-- SET TASK --
Only the lines from the one containing "What's the underlying" to the end of the material are to be copied, exactly and in full; images stay out.
________________________________________
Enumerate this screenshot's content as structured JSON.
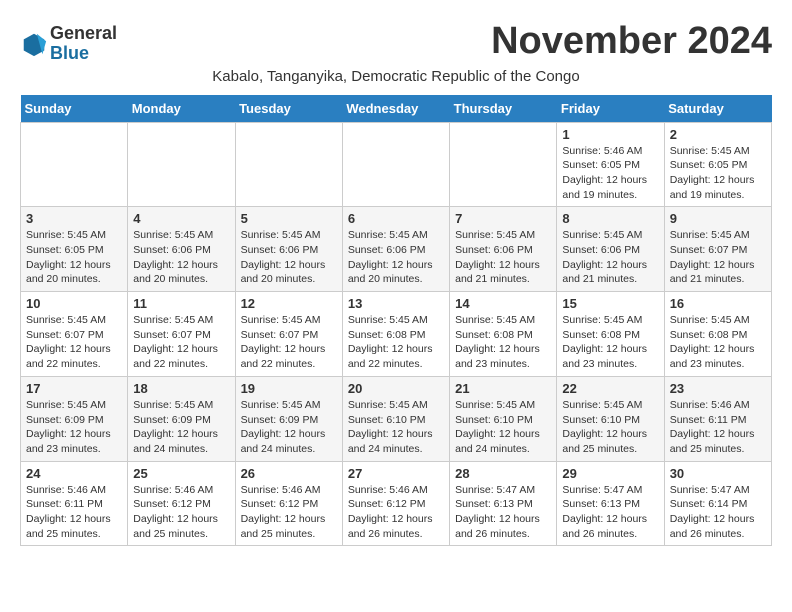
{
  "logo": {
    "general": "General",
    "blue": "Blue"
  },
  "title": "November 2024",
  "subtitle": "Kabalo, Tanganyika, Democratic Republic of the Congo",
  "days_of_week": [
    "Sunday",
    "Monday",
    "Tuesday",
    "Wednesday",
    "Thursday",
    "Friday",
    "Saturday"
  ],
  "weeks": [
    [
      {
        "day": "",
        "info": ""
      },
      {
        "day": "",
        "info": ""
      },
      {
        "day": "",
        "info": ""
      },
      {
        "day": "",
        "info": ""
      },
      {
        "day": "",
        "info": ""
      },
      {
        "day": "1",
        "info": "Sunrise: 5:46 AM\nSunset: 6:05 PM\nDaylight: 12 hours\nand 19 minutes."
      },
      {
        "day": "2",
        "info": "Sunrise: 5:45 AM\nSunset: 6:05 PM\nDaylight: 12 hours\nand 19 minutes."
      }
    ],
    [
      {
        "day": "3",
        "info": "Sunrise: 5:45 AM\nSunset: 6:05 PM\nDaylight: 12 hours\nand 20 minutes."
      },
      {
        "day": "4",
        "info": "Sunrise: 5:45 AM\nSunset: 6:06 PM\nDaylight: 12 hours\nand 20 minutes."
      },
      {
        "day": "5",
        "info": "Sunrise: 5:45 AM\nSunset: 6:06 PM\nDaylight: 12 hours\nand 20 minutes."
      },
      {
        "day": "6",
        "info": "Sunrise: 5:45 AM\nSunset: 6:06 PM\nDaylight: 12 hours\nand 20 minutes."
      },
      {
        "day": "7",
        "info": "Sunrise: 5:45 AM\nSunset: 6:06 PM\nDaylight: 12 hours\nand 21 minutes."
      },
      {
        "day": "8",
        "info": "Sunrise: 5:45 AM\nSunset: 6:06 PM\nDaylight: 12 hours\nand 21 minutes."
      },
      {
        "day": "9",
        "info": "Sunrise: 5:45 AM\nSunset: 6:07 PM\nDaylight: 12 hours\nand 21 minutes."
      }
    ],
    [
      {
        "day": "10",
        "info": "Sunrise: 5:45 AM\nSunset: 6:07 PM\nDaylight: 12 hours\nand 22 minutes."
      },
      {
        "day": "11",
        "info": "Sunrise: 5:45 AM\nSunset: 6:07 PM\nDaylight: 12 hours\nand 22 minutes."
      },
      {
        "day": "12",
        "info": "Sunrise: 5:45 AM\nSunset: 6:07 PM\nDaylight: 12 hours\nand 22 minutes."
      },
      {
        "day": "13",
        "info": "Sunrise: 5:45 AM\nSunset: 6:08 PM\nDaylight: 12 hours\nand 22 minutes."
      },
      {
        "day": "14",
        "info": "Sunrise: 5:45 AM\nSunset: 6:08 PM\nDaylight: 12 hours\nand 23 minutes."
      },
      {
        "day": "15",
        "info": "Sunrise: 5:45 AM\nSunset: 6:08 PM\nDaylight: 12 hours\nand 23 minutes."
      },
      {
        "day": "16",
        "info": "Sunrise: 5:45 AM\nSunset: 6:08 PM\nDaylight: 12 hours\nand 23 minutes."
      }
    ],
    [
      {
        "day": "17",
        "info": "Sunrise: 5:45 AM\nSunset: 6:09 PM\nDaylight: 12 hours\nand 23 minutes."
      },
      {
        "day": "18",
        "info": "Sunrise: 5:45 AM\nSunset: 6:09 PM\nDaylight: 12 hours\nand 24 minutes."
      },
      {
        "day": "19",
        "info": "Sunrise: 5:45 AM\nSunset: 6:09 PM\nDaylight: 12 hours\nand 24 minutes."
      },
      {
        "day": "20",
        "info": "Sunrise: 5:45 AM\nSunset: 6:10 PM\nDaylight: 12 hours\nand 24 minutes."
      },
      {
        "day": "21",
        "info": "Sunrise: 5:45 AM\nSunset: 6:10 PM\nDaylight: 12 hours\nand 24 minutes."
      },
      {
        "day": "22",
        "info": "Sunrise: 5:45 AM\nSunset: 6:10 PM\nDaylight: 12 hours\nand 25 minutes."
      },
      {
        "day": "23",
        "info": "Sunrise: 5:46 AM\nSunset: 6:11 PM\nDaylight: 12 hours\nand 25 minutes."
      }
    ],
    [
      {
        "day": "24",
        "info": "Sunrise: 5:46 AM\nSunset: 6:11 PM\nDaylight: 12 hours\nand 25 minutes."
      },
      {
        "day": "25",
        "info": "Sunrise: 5:46 AM\nSunset: 6:12 PM\nDaylight: 12 hours\nand 25 minutes."
      },
      {
        "day": "26",
        "info": "Sunrise: 5:46 AM\nSunset: 6:12 PM\nDaylight: 12 hours\nand 25 minutes."
      },
      {
        "day": "27",
        "info": "Sunrise: 5:46 AM\nSunset: 6:12 PM\nDaylight: 12 hours\nand 26 minutes."
      },
      {
        "day": "28",
        "info": "Sunrise: 5:47 AM\nSunset: 6:13 PM\nDaylight: 12 hours\nand 26 minutes."
      },
      {
        "day": "29",
        "info": "Sunrise: 5:47 AM\nSunset: 6:13 PM\nDaylight: 12 hours\nand 26 minutes."
      },
      {
        "day": "30",
        "info": "Sunrise: 5:47 AM\nSunset: 6:14 PM\nDaylight: 12 hours\nand 26 minutes."
      }
    ]
  ]
}
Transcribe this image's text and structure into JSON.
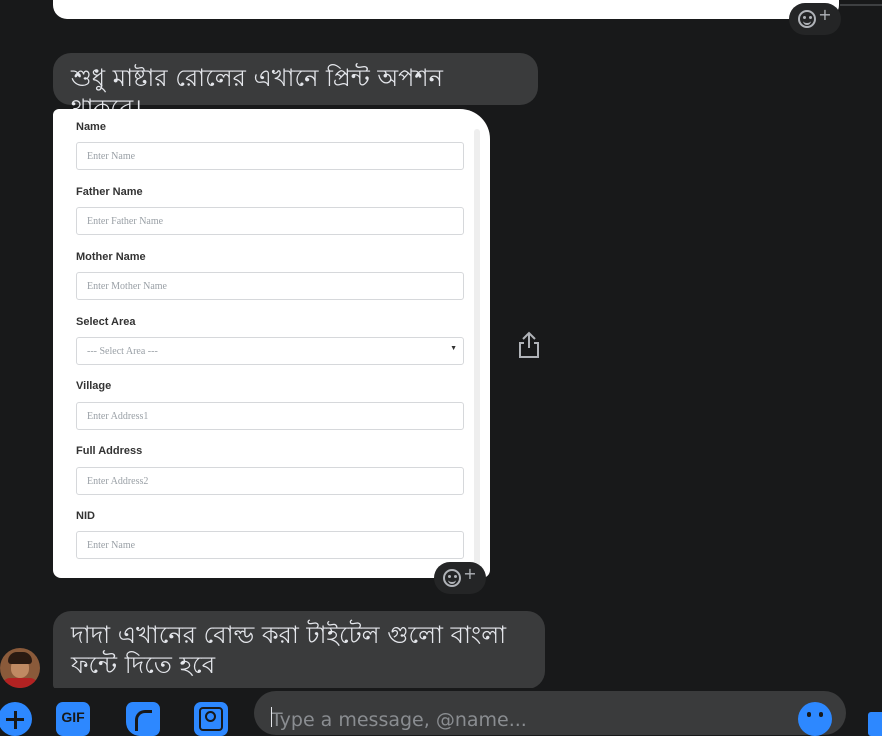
{
  "messages": [
    {
      "text": "শুধু মাষ্টার রোলের এখানে প্রিন্ট অপশন থাকবে।"
    },
    {
      "text": "দাদা এখানের বোল্ড করা টাইটেল গুলো বাংলা ফন্টে দিতে হবে"
    }
  ],
  "attached_form": {
    "fields": [
      {
        "label": "Name",
        "placeholder": "Enter Name"
      },
      {
        "label": "Father Name",
        "placeholder": "Enter Father Name"
      },
      {
        "label": "Mother Name",
        "placeholder": "Enter Mother Name"
      },
      {
        "label": "Select Area",
        "placeholder": "--- Select Area ---"
      },
      {
        "label": "Village",
        "placeholder": "Enter Address1"
      },
      {
        "label": "Full Address",
        "placeholder": "Enter Address2"
      },
      {
        "label": "NID",
        "placeholder": "Enter Name"
      }
    ]
  },
  "composer": {
    "gif_label": "GIF",
    "placeholder": "Type a message, @name..."
  },
  "colors": {
    "accent": "#2d88ff",
    "bubble": "#3a3b3c",
    "background": "#18191a"
  },
  "icons": [
    "reaction-add-icon",
    "share-icon",
    "plus-icon",
    "gif-icon",
    "sticker-icon",
    "image-icon",
    "emoji-icon",
    "like-icon"
  ]
}
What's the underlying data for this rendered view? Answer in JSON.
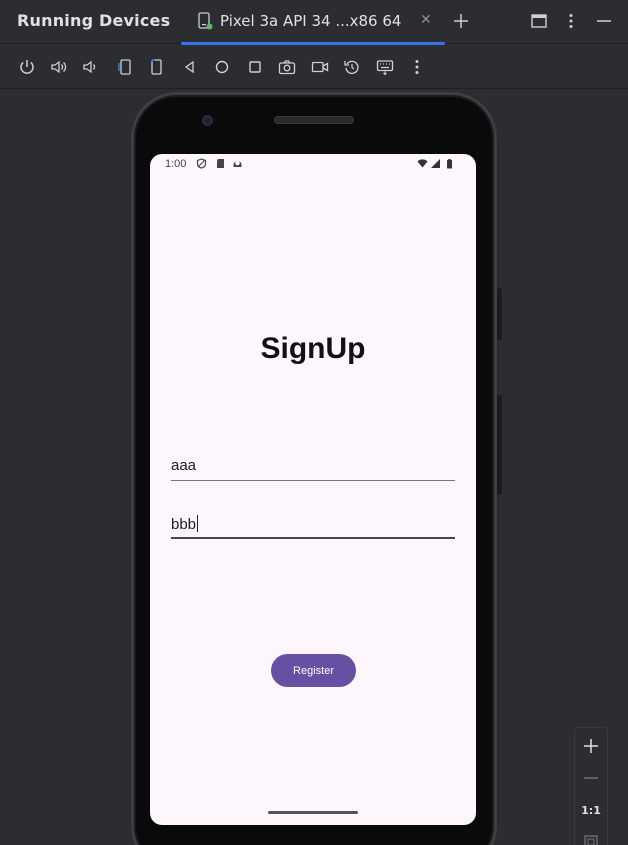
{
  "panel": {
    "title": "Running Devices"
  },
  "tab": {
    "label": "Pixel 3a API 34 ...x86 64",
    "close_glyph": "✕"
  },
  "title_actions": [
    "add-tab",
    "restore-layout",
    "more-options",
    "minimize"
  ],
  "toolbar": [
    "power",
    "volume-up",
    "volume-down",
    "rotate-left",
    "rotate-right",
    "back",
    "home",
    "overview",
    "screenshot",
    "screen-record",
    "reset-orientation",
    "keyboard",
    "more-options"
  ],
  "device": {
    "status_time": "1:00",
    "app_title": "SignUp",
    "field1_value": "aaa",
    "field2_value": "bbb",
    "register_label": "Register"
  },
  "zoom": {
    "plus": "+",
    "minus": "—",
    "actual_size": "1:1"
  },
  "colors": {
    "accent": "#3574f0",
    "button": "#6750a4",
    "screen_bg": "#fdf6fd",
    "ide_bg": "#2b2d30"
  }
}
________________________________________
-- FINISHED TASK --
What's the underlying data for this rendered view? Answer in JSON.
{
  "panel": {
    "title": "Running Devices"
  },
  "tab": {
    "label": "Pixel 3a API 34 ...x86 64",
    "close_glyph": "✕"
  },
  "title_actions": [
    "add-tab",
    "restore-layout",
    "more-options",
    "minimize"
  ],
  "toolbar": [
    "power",
    "volume-up",
    "volume-down",
    "rotate-left",
    "rotate-right",
    "back",
    "home",
    "overview",
    "screenshot",
    "screen-record",
    "reset-orientation",
    "keyboard",
    "more-options"
  ],
  "device": {
    "status_time": "1:00",
    "app_title": "SignUp",
    "field1_value": "aaa",
    "field2_value": "bbb",
    "register_label": "Register"
  },
  "zoom": {
    "plus": "+",
    "minus": "—",
    "actual_size": "1:1"
  },
  "colors": {
    "accent": "#3574f0",
    "button": "#6750a4",
    "screen_bg": "#fdf6fd",
    "ide_bg": "#2b2d30"
  }
}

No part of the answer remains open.